→ Tâches à réaliser
(A) Transcrivez fidèlement le passage de la critique de l'album qui débute par les mots contenant « Il s’agit là » et s'achève sur « bon vous plaira). ».
(B) Selon la critique de l'album, pourquoi l'équilibre du deuxième titre penche-t-il vers le blues-rock de l'entame plutôt que vers le classic rock qu'évoque le chant ?

→ Texte fourni
■ ■ ■ ■
[ ALBUM ] HEALTH&BEAUTY, Shame engine/Blood pleasure
Nouvel album d’Health&Beauty, Shame engine/blood pleasure (Wichita recordings/Pias).
Il s’agit là du septième album d’Health&Beauty, le deuxième chez Wichita Recordings. Il nous propulse dans un folk rock, rehaussé d’une touche de blues poussiéreux. En dix titres, le groupe nous entraîne dans son sillage, dans un faux rythme, pour reprendre une comparaison footballistique, qui nous conduit vers une transe chamanique.
Un morceau d’ouverture fantastique.
L’album s’ouvre sur Saturday Night, un morceau blues plombé dans la poussière. Ce genre de morceau poisseux qui possède tout ce qu’il faut pour nous ravir. Rythmique alanguie, écrasée par un soleil à son zénith, vrillée par des éclairs fugaces de guitares et une batterie qui sort bientôt de sa léthargie. Le titre déploie une énergie phénoménale, tellurique, qui nous ramène bien vite à notre condition animale en réveillant nos instincts prédateurs (ou ceux de proie, comme bon vous plaira).
Nous craignions une déception dès le deuxième titre, mais il enfonce le clou, toujours avec cette guitare bien menée, trafiquée par une légère distorsion et un son juste ce qu’il faut de rocailleux pour nous séduire. Dès que le chant prend la relève de l’intro instrumentale, un paradoxe nous secoue. Si l’entame est du plus bel effet blues-rock, le chant qui lui succède évoque pour nous celui de certains titres plus classic rock. Cependant, l’équilibre penche, grâce aux parties plus instrumentales, majoritaires, vers le premier. Le groupe s’en tire bien.
■ ■ ■ ■
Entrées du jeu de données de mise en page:

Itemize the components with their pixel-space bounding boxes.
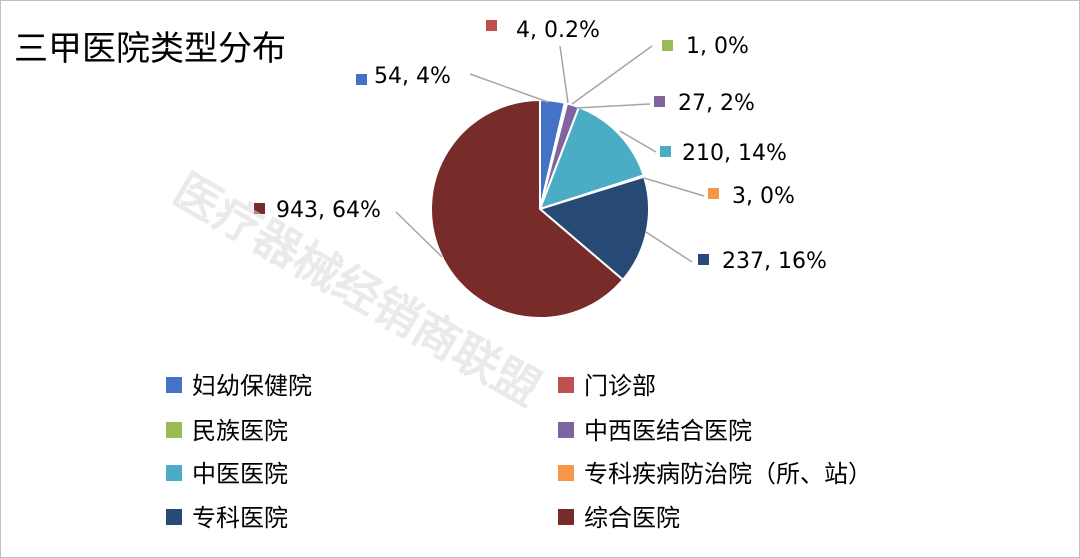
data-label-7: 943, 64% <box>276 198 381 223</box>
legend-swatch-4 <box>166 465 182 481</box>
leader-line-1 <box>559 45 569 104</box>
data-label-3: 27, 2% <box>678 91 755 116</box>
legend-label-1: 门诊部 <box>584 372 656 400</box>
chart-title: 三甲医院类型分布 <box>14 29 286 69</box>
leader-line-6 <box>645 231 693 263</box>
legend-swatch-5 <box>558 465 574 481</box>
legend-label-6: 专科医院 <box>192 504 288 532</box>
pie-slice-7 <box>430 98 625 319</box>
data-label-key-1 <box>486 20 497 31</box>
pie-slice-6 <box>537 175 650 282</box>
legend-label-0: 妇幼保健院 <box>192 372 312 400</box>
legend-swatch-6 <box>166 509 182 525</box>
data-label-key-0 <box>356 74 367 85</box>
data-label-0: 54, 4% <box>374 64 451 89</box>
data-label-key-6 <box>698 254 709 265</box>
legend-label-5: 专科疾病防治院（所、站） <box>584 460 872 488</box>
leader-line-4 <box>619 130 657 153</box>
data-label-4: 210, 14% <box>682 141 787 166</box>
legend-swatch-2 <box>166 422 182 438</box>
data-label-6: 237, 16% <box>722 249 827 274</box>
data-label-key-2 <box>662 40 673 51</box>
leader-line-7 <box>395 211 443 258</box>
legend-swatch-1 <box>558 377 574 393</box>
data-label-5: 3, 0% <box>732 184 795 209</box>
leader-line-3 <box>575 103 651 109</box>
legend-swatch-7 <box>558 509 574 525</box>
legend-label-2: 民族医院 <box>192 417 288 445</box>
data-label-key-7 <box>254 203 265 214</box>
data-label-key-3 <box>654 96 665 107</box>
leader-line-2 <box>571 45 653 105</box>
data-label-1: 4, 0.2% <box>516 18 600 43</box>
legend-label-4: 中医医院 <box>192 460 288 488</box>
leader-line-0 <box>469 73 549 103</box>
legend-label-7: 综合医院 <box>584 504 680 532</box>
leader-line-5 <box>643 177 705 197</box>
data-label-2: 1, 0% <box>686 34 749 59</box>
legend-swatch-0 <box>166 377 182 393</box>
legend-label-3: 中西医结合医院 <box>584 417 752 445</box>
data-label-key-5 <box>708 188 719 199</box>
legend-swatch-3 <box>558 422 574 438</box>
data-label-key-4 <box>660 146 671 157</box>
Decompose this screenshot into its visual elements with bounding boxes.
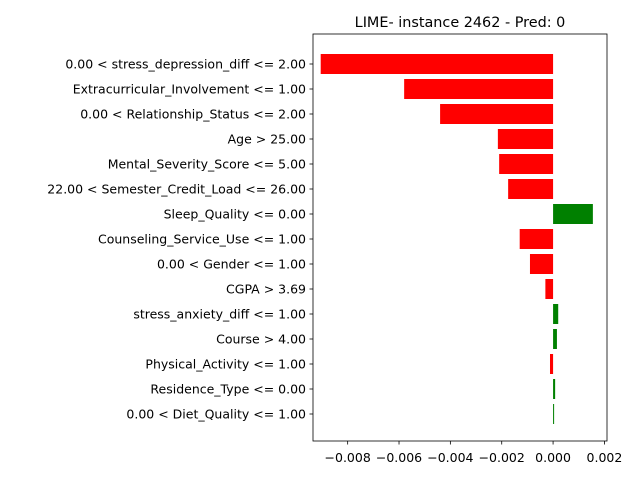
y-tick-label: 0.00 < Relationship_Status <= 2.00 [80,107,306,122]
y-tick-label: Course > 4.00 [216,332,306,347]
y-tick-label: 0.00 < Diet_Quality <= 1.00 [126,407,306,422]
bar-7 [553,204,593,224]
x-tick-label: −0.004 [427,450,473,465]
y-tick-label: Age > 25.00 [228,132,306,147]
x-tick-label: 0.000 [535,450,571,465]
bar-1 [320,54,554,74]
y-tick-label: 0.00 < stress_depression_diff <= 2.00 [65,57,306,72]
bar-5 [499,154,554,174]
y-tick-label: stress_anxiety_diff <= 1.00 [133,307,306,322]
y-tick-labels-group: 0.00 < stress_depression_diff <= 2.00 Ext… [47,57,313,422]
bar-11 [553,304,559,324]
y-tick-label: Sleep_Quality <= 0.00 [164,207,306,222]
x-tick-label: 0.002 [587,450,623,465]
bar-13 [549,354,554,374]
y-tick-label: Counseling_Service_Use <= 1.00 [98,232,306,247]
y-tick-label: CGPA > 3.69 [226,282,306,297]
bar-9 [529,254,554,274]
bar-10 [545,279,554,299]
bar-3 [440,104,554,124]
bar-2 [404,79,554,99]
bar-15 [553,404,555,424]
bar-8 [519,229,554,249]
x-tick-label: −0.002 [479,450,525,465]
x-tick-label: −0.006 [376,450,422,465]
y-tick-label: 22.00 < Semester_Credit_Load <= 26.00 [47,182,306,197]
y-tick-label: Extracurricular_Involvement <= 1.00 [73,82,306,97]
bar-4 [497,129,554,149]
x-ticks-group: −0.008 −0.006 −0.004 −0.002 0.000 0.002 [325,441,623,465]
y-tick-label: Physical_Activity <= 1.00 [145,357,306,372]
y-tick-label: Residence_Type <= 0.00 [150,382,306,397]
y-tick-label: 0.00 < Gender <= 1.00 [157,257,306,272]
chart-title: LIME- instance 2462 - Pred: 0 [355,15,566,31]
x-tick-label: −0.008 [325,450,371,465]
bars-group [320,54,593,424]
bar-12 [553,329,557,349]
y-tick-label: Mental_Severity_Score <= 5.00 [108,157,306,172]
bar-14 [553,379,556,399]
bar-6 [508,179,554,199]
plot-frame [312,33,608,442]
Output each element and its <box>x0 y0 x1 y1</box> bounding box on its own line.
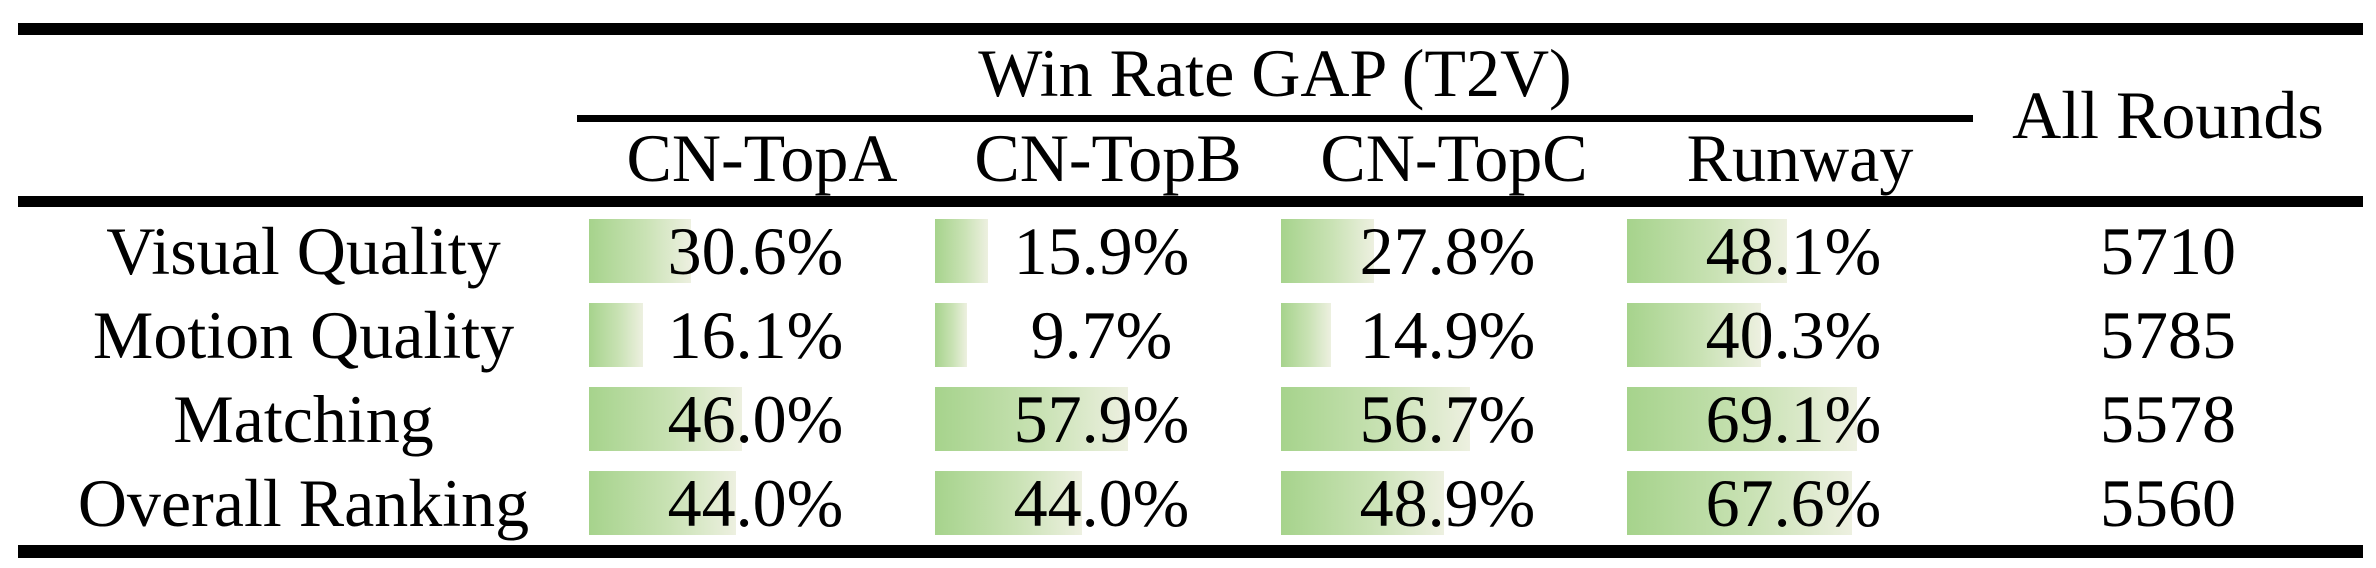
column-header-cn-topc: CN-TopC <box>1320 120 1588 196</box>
■ ■ ■ ■
→ Corrigés par tâche
(A)
Il s’agit là du septième album d’Health&Beauty, le deuxième chez Wichita Recordings. Il nous propulse dans un folk rock, rehaussé d’une touche de blues poussiéreux. En dix titres, le groupe nous entraîne dans son sillage, dans un faux rythme, pour reprendre une comparaison footballistique, qui nous conduit vers une transe chamanique.
Un morceau d’ouverture fantastique.
L’album s’ouvre sur Saturday Night, un morceau blues plombé dans la poussière. Ce genre de morceau poisseux qui possède tout ce qu’il faut pour nous ravir. Rythmique alanguie, écrasée par un soleil à son zénith, vrillée par des éclairs fugaces de guitares et une batterie qui sort bientôt de sa léthargie. Le titre déploie une énergie phénoménale, tellurique, qui nous ramène bien vite à notre condition animale en réveillant nos instincts prédateurs (ou ceux de proie, comme bon vous plaira).

(B) L'équilibre penche vers le blues-rock grâce aux parties plus instrumentales, qui sont majoritaires dans le morceau. Le chant évoque certains titres plus classic rock, mais l'entame relève du blues-rock.